### Extracted records
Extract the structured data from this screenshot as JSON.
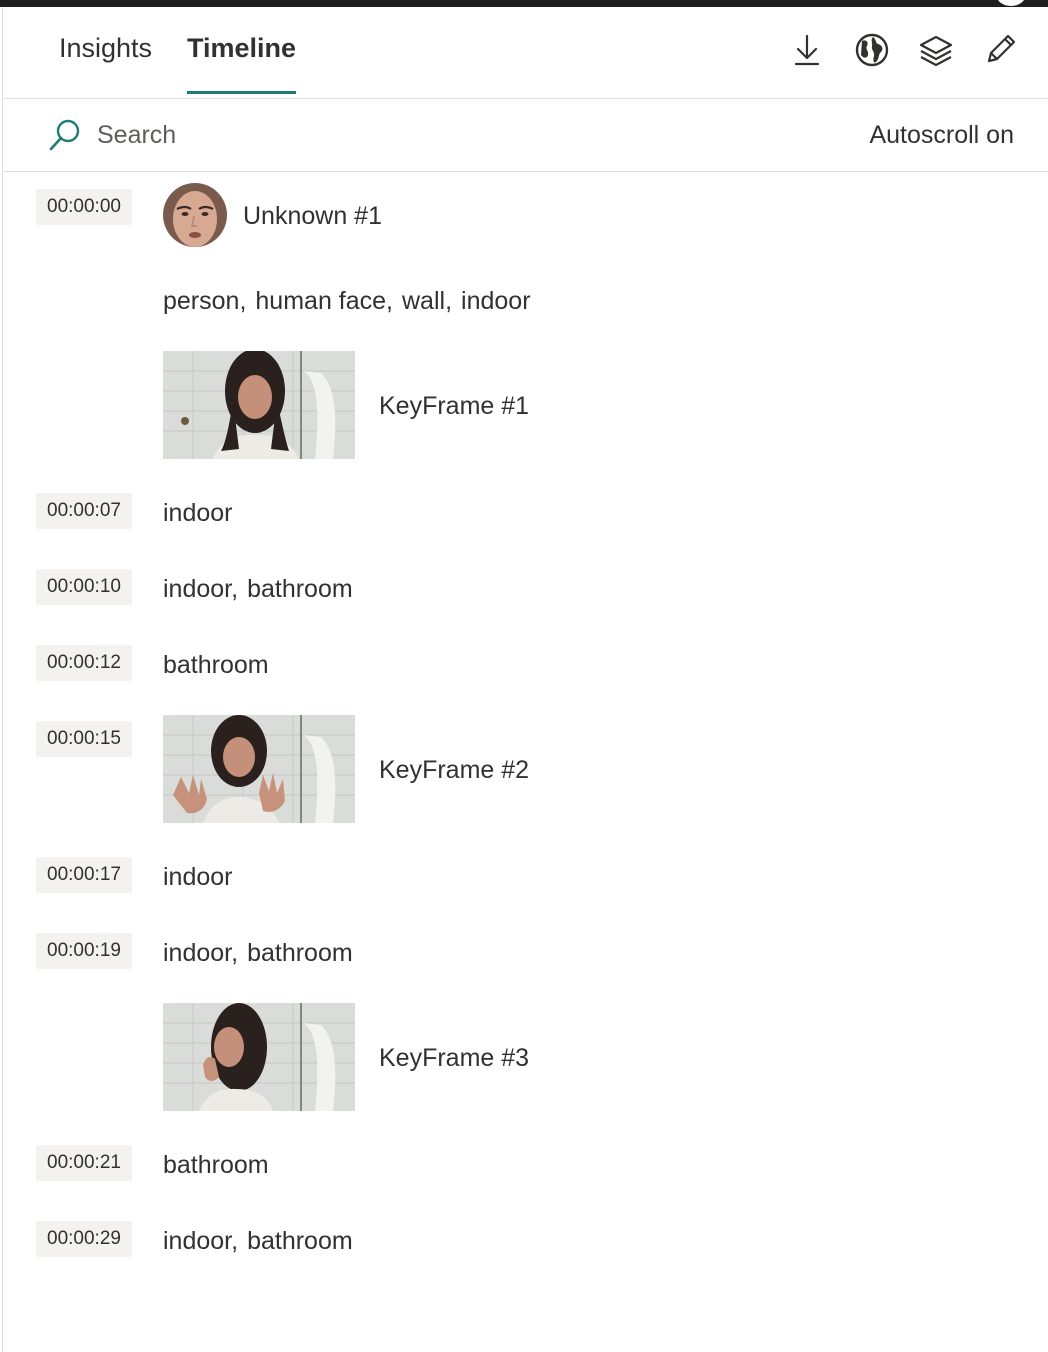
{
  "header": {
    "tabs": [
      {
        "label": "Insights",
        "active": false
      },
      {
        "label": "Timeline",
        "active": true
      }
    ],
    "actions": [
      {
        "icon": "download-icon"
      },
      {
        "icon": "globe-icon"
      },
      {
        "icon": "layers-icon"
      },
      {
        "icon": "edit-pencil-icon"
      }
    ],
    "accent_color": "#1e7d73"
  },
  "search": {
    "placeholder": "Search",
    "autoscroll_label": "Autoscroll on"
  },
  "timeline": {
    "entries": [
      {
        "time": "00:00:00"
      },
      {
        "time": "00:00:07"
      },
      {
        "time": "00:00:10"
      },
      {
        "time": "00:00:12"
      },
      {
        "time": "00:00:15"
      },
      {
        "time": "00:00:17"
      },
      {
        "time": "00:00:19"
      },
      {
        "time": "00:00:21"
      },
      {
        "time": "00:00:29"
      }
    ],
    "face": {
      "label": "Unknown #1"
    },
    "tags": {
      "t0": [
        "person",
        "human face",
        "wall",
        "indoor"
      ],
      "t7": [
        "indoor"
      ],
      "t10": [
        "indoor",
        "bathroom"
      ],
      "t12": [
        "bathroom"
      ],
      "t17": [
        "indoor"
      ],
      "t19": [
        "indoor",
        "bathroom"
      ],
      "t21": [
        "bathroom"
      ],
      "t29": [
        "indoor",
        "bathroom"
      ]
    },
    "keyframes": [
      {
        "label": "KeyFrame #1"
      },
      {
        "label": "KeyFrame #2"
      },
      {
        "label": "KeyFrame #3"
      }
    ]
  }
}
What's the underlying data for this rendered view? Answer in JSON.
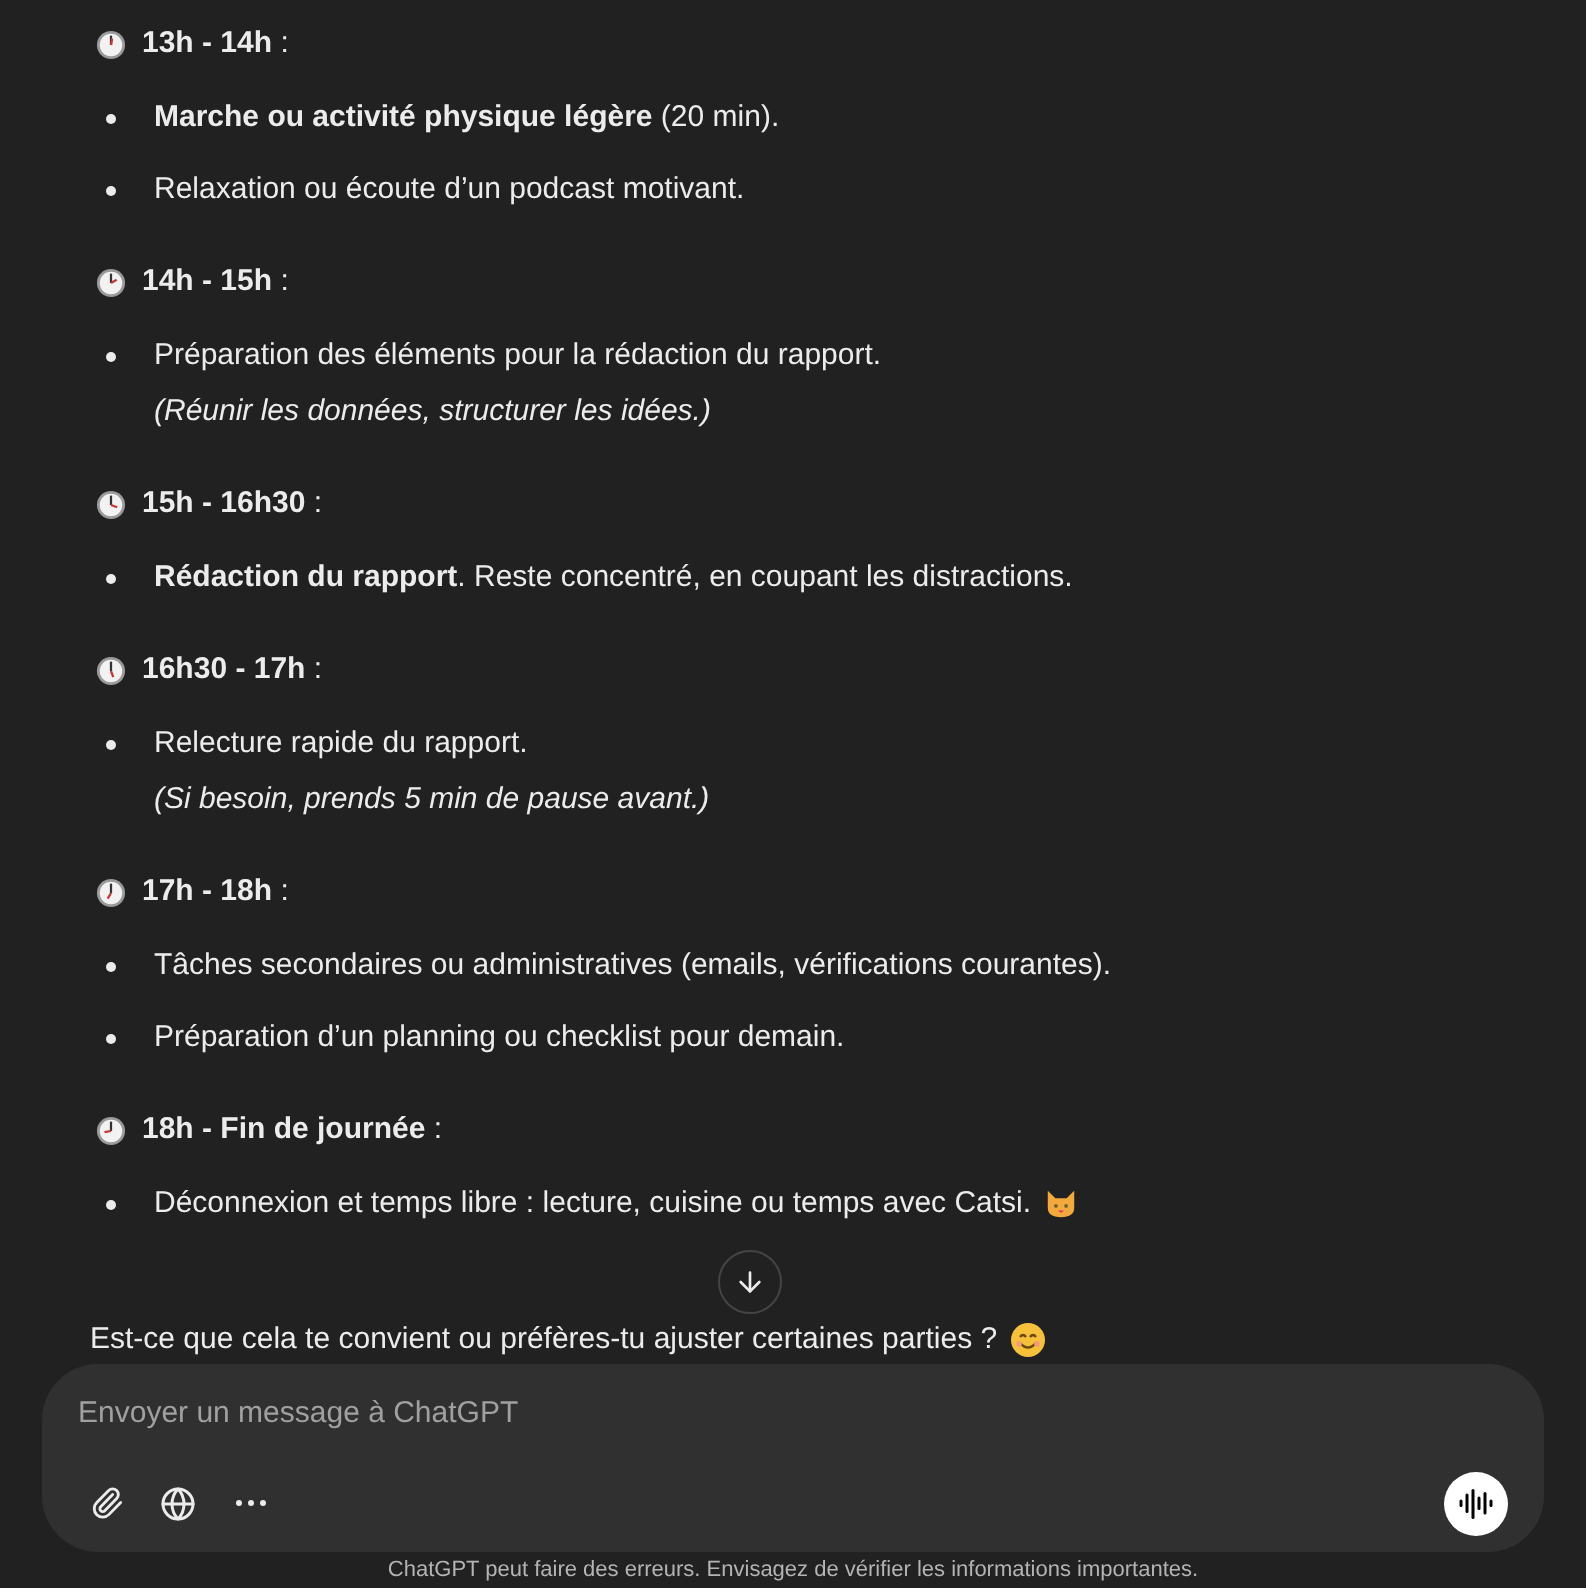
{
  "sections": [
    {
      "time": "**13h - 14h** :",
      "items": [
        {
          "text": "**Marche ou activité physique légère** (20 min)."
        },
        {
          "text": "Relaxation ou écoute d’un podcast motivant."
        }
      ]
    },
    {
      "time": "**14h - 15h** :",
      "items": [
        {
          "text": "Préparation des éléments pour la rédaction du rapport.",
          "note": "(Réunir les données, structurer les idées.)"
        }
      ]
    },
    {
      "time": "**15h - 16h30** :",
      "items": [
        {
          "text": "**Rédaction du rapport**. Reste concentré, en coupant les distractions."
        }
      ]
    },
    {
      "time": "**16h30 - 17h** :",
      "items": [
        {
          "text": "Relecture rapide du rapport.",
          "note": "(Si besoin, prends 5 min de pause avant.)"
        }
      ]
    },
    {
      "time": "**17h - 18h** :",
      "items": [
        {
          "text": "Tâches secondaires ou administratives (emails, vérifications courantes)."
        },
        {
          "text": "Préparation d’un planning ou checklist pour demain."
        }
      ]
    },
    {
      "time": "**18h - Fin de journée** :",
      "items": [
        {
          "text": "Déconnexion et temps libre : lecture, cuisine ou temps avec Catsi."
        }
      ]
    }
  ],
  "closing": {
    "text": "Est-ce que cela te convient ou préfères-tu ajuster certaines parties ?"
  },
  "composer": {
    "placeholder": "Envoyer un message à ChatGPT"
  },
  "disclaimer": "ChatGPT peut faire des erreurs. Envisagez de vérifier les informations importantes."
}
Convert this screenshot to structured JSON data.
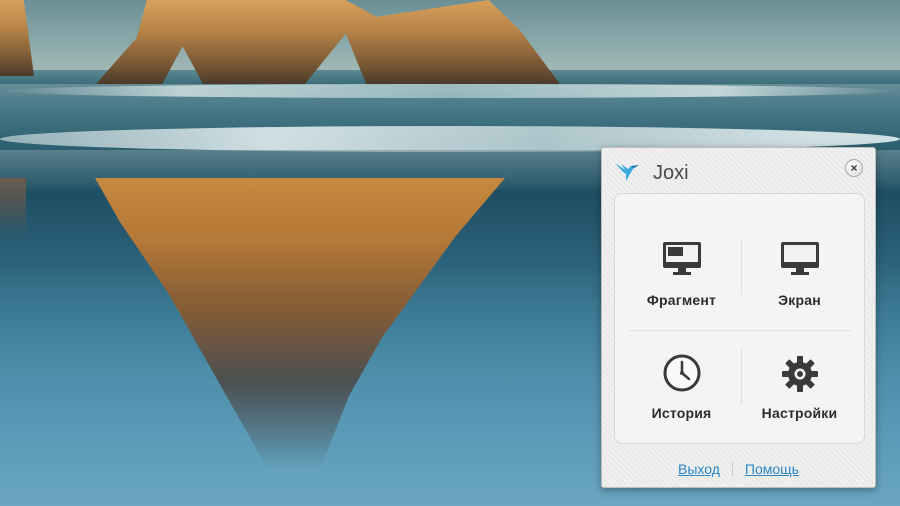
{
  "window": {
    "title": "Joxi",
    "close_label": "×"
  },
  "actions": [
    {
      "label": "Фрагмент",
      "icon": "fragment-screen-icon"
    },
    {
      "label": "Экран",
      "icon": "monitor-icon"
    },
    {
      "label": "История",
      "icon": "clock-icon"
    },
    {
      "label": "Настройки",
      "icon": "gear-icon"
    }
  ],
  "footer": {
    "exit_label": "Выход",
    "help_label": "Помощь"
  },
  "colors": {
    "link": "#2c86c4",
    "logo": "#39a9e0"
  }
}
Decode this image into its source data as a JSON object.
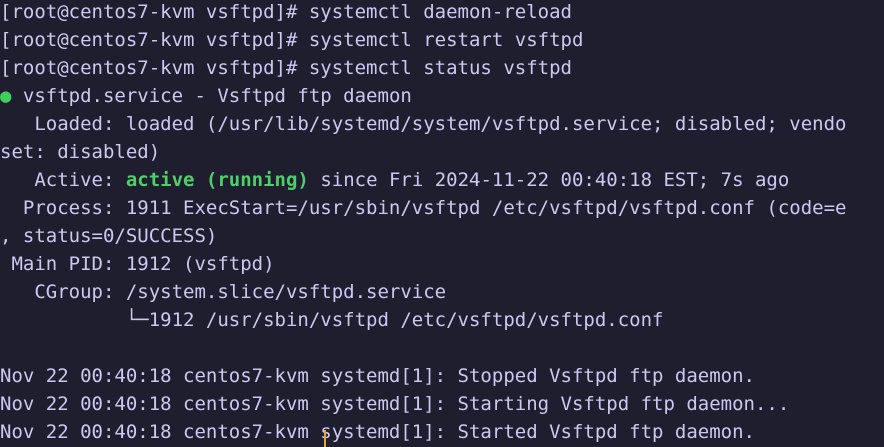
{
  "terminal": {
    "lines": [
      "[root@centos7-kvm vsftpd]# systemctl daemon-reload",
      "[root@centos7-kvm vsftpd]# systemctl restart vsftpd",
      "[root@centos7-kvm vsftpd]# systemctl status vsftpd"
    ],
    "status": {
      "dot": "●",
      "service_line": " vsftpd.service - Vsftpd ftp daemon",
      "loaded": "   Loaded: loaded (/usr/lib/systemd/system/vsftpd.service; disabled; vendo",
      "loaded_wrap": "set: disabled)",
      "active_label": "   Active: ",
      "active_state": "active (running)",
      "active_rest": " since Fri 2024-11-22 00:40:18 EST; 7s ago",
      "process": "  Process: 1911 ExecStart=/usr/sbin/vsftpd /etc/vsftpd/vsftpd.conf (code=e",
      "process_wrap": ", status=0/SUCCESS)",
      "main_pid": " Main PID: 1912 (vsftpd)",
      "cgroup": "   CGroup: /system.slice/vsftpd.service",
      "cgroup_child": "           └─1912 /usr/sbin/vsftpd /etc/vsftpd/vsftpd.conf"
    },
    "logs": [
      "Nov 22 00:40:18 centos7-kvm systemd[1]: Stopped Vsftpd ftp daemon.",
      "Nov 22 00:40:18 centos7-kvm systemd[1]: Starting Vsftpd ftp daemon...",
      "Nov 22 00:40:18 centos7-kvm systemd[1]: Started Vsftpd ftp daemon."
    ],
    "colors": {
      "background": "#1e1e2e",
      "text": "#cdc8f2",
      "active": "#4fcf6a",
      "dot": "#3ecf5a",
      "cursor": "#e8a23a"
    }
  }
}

### WHAT YOU HAVE TO DO
Locate the lines above that contain "placeholder" and copy them.

### SOLUTION TO THIS TASK
    "placeholder": "Search",
    "placeholder": "Envoyer un message à ChatGPT"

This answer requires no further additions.